Kutipan Terpilih:

=-=-=-=-=

Beberapa sumber riwayat memperkirakan masa turunnya wahtu seluruhnya 20 tahun,
tetapi ada juga yang memperkirakan kurang lebih 25 tahun, namun yang masyhur
adalah 23 tahun.
Menurut
al-Sya`bi, al-Qur-an mula-mula turun pada malam qodar (lailatul qodar). Setelah
itu, ia terus diturunkan secara berangsur-angsur. Pendapat ini berdasarkan pada
firman Alloh Swt.
إِنَّا أَنْزَلْنَاهُ
فِي لَيْلَةِ الْقَدْرِ
Artinya:
“Sesungguhnya Kami telah menurunkannya (Al Qur'an) pada malam kemuliaan.” {Q.S
Al-Qodr (17) : 106}
وَقُرْآنًا
فَرَقْنَاهُ لِتَقْرَأَهُ عَلَى النَّاسِ عَلَى مُكْثٍ وَنَزَّلْنَاهُ تَنْزِيلا
Artinya:
“Dan Al Qur'an itu telah Kami turunkan dengan berangsur-angsur agar kamu
membacakannya perlahan-lahan kepada manusia dan Kami menurunkannya bagian demi
bagian.” {Q.S Al-Isro (17) : 106}
Tujuan
Al-Qur-an diturunkan secara berangsur-angsur itu adalah agar Rosululloh Saw dan
para sahabatnya dapat menyimak, memahami, mengamalkan, dan memeliharanya dengan
baik. Rosululloh membacakannya di hadapan para sahabatsecara perlahan-lahan dan
para sahabat membacanya sedikit demi sedikit.[4]
2) Yang
Menyampaikan Al-Qur-an.

=-=-=-=-=

Data yang Disediakan:
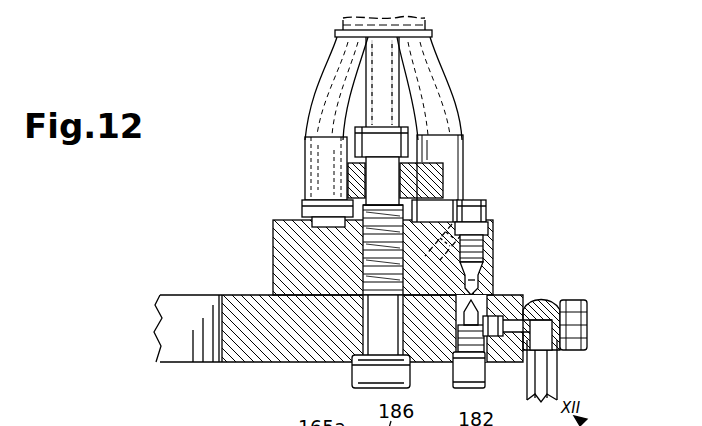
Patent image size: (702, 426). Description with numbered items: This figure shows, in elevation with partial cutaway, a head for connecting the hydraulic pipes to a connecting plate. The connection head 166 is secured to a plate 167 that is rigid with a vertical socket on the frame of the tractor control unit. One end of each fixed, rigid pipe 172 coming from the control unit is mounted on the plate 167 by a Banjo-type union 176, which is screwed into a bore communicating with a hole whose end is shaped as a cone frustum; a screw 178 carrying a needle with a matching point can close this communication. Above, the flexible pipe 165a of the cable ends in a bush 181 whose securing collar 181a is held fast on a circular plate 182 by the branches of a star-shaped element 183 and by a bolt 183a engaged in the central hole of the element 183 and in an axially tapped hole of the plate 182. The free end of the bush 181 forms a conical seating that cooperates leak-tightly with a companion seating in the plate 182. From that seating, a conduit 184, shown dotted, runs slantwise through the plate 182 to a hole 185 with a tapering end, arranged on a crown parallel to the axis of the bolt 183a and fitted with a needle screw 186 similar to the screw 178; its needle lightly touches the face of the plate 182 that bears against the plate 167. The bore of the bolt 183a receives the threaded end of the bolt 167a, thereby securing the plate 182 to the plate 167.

=-=-=-=-=

Menurut kutipan tentang turunnya Al-Qur'an, berapa tahun perkiraan masa turunnya wahyu yang disebut masyhur?

23 tahun.